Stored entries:
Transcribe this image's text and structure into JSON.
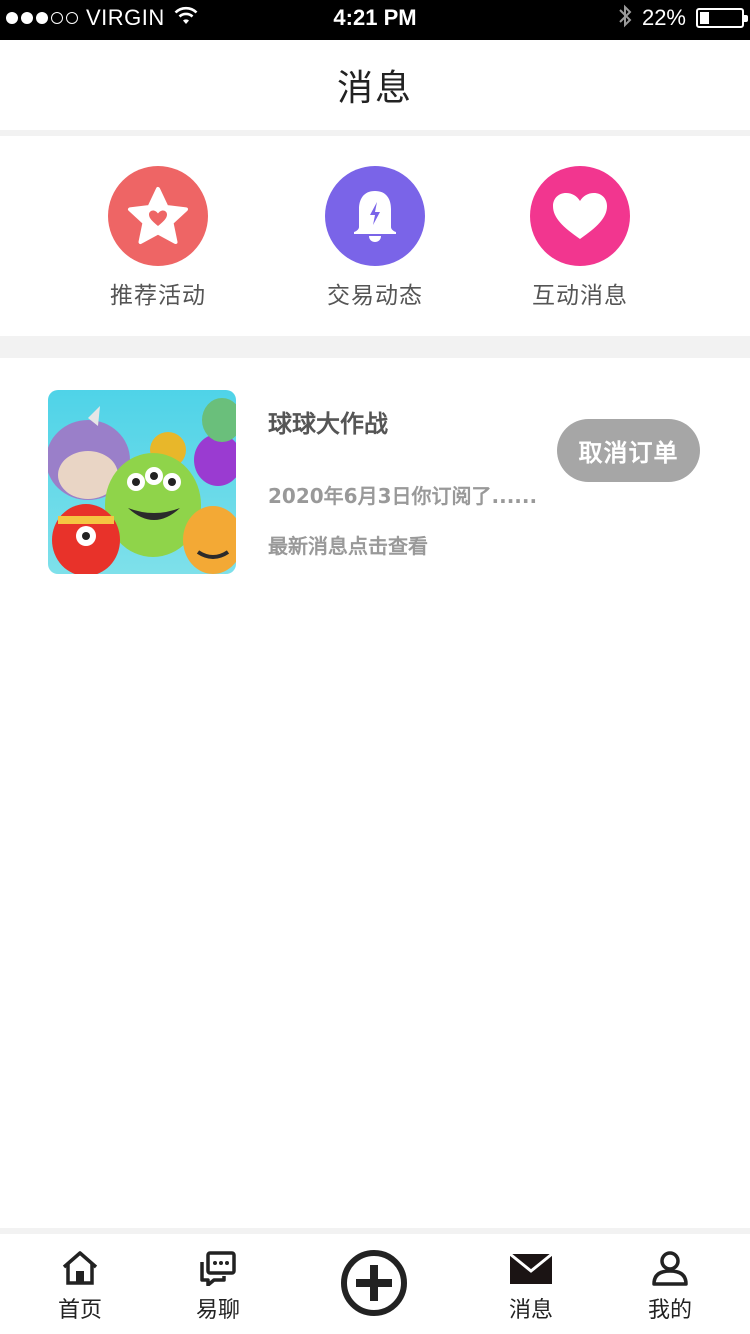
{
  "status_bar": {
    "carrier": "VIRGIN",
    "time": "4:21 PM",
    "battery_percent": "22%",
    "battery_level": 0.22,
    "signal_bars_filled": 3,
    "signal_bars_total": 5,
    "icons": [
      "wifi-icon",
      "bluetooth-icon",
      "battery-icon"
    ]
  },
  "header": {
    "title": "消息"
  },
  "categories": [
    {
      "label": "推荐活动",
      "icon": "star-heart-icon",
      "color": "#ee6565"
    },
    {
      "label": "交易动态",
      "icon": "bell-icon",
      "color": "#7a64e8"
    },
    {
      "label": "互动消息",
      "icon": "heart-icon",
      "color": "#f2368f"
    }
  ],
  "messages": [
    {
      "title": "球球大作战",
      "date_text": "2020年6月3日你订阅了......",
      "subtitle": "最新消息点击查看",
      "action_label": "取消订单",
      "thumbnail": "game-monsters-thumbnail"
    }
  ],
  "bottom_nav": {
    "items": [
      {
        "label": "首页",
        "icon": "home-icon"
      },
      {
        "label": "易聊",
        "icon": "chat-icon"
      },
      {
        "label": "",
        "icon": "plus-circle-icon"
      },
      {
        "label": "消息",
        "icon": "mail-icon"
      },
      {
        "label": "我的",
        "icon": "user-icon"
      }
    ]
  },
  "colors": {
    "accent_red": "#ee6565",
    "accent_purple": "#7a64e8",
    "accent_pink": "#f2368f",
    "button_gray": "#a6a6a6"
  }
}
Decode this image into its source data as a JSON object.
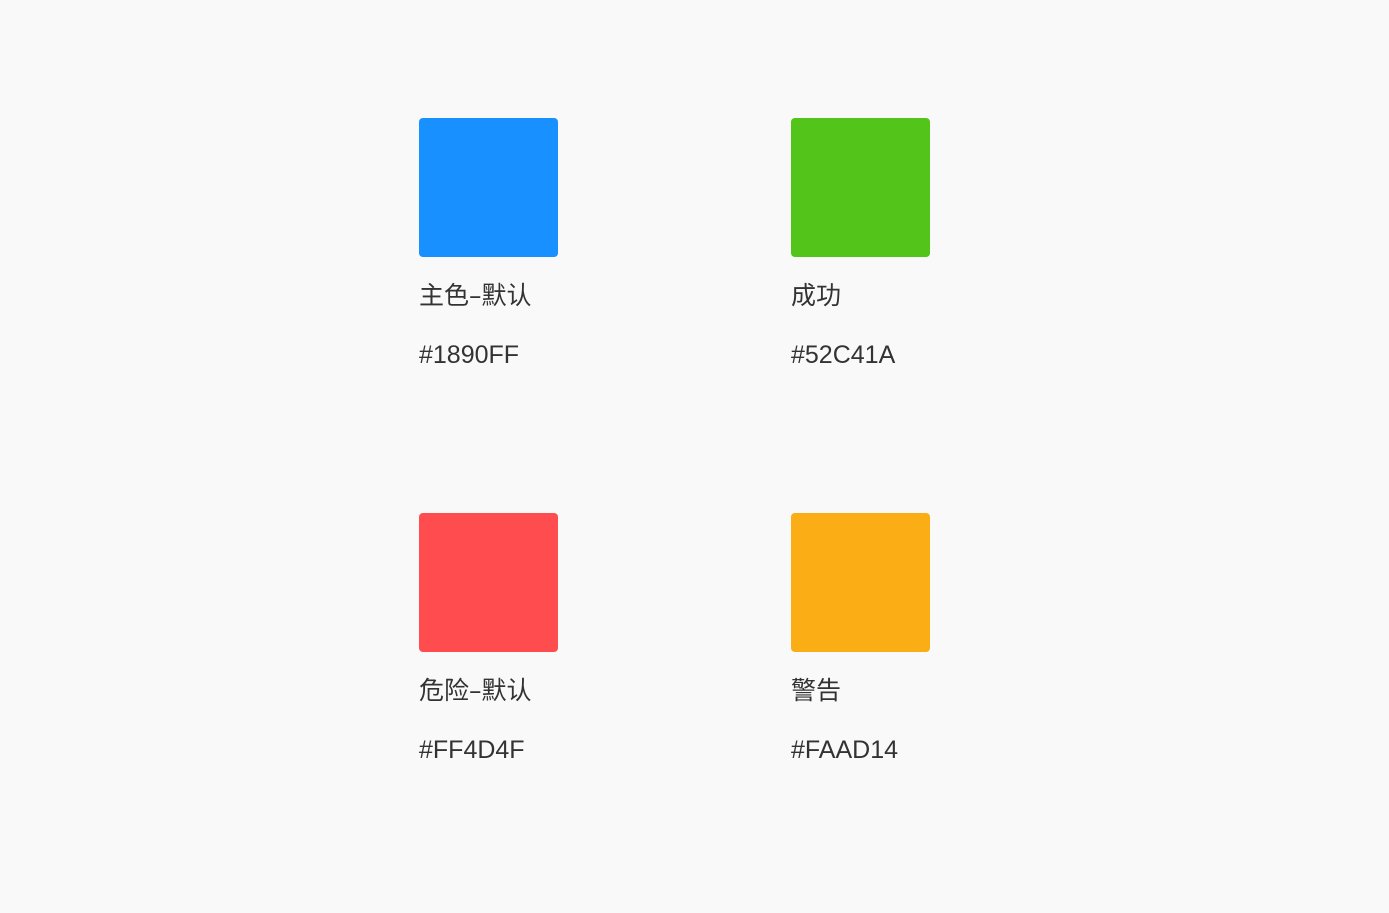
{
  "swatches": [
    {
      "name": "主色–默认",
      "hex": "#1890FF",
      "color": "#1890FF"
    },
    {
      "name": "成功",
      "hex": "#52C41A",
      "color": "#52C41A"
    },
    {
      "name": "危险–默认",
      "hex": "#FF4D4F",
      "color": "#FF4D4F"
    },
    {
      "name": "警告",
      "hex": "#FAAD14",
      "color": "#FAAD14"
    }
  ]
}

PROBLEM TO SOLVE> Indicate how many lines of the material contain the string "into", giving the number and nothing more.

SOLVED PROBLEM> 2